Scan the records for the word "ลตามโครงการฯ". Copy each line that includes it.

*****

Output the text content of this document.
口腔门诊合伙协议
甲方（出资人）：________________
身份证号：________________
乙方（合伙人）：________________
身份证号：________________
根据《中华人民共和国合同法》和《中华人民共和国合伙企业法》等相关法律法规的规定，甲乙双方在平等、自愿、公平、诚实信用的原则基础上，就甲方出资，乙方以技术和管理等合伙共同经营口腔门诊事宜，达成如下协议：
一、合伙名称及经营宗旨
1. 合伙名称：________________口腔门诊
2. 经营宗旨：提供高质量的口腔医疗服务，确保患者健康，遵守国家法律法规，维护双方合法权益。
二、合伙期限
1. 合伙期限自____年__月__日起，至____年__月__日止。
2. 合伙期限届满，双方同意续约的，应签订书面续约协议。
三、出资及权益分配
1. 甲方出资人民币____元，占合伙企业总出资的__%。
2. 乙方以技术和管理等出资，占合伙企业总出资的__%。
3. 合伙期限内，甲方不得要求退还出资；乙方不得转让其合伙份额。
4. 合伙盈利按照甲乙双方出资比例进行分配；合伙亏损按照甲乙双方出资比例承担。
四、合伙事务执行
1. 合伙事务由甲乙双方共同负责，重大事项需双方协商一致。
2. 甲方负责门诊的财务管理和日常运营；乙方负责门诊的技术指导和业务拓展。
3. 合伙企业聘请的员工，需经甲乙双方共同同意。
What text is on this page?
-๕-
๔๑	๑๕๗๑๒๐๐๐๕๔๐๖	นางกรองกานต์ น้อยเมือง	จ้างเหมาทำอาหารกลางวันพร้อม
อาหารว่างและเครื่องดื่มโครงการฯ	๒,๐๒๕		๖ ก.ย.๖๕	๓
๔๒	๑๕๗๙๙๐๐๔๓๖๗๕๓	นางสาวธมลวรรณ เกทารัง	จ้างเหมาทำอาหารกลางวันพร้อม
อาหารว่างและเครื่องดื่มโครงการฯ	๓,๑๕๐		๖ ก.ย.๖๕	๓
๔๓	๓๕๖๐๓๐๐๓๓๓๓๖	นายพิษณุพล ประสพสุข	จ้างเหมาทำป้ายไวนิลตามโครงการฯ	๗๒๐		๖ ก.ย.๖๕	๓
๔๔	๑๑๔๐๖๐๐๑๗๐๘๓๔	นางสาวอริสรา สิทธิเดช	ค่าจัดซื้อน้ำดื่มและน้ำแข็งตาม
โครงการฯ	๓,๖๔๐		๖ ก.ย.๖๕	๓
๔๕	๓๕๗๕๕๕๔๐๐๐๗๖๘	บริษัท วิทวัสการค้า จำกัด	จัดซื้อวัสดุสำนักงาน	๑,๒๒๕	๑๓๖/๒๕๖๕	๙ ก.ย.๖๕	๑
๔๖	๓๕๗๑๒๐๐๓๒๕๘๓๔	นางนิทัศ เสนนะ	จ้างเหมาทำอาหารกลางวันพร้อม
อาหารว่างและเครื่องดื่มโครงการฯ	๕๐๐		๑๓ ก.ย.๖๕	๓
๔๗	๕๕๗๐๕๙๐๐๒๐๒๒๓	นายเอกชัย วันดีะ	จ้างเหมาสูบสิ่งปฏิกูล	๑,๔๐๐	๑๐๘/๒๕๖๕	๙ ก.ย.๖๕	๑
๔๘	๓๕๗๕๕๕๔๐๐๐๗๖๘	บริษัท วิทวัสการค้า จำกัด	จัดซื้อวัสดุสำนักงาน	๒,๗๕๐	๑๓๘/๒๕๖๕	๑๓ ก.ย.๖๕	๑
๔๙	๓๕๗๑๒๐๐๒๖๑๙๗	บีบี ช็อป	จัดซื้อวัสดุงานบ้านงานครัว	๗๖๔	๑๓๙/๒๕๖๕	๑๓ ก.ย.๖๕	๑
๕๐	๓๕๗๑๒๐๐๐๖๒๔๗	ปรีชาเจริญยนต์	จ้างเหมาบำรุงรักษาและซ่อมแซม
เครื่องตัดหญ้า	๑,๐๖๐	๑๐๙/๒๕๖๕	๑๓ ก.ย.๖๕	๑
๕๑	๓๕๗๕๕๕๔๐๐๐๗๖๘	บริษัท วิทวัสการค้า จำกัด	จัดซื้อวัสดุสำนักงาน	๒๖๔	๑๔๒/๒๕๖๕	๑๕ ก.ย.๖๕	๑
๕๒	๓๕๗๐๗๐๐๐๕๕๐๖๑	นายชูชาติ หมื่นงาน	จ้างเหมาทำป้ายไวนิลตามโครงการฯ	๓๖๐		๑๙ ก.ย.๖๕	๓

*****

Exercise result>
๔๓	๓๕๖๐๓๐๐๓๓๓๓๖	นายพิษณุพล ประสพสุข	จ้างเหมาทำป้ายไวนิลตามโครงการฯ	๗๒๐		๖ ก.ย.๖๕	๓
๕๒	๓๕๗๐๗๐๐๐๕๕๐๖๑	นายชูชาติ หมื่นงาน	จ้างเหมาทำป้ายไวนิลตามโครงการฯ	๓๖๐		๑๙ ก.ย.๖๕	๓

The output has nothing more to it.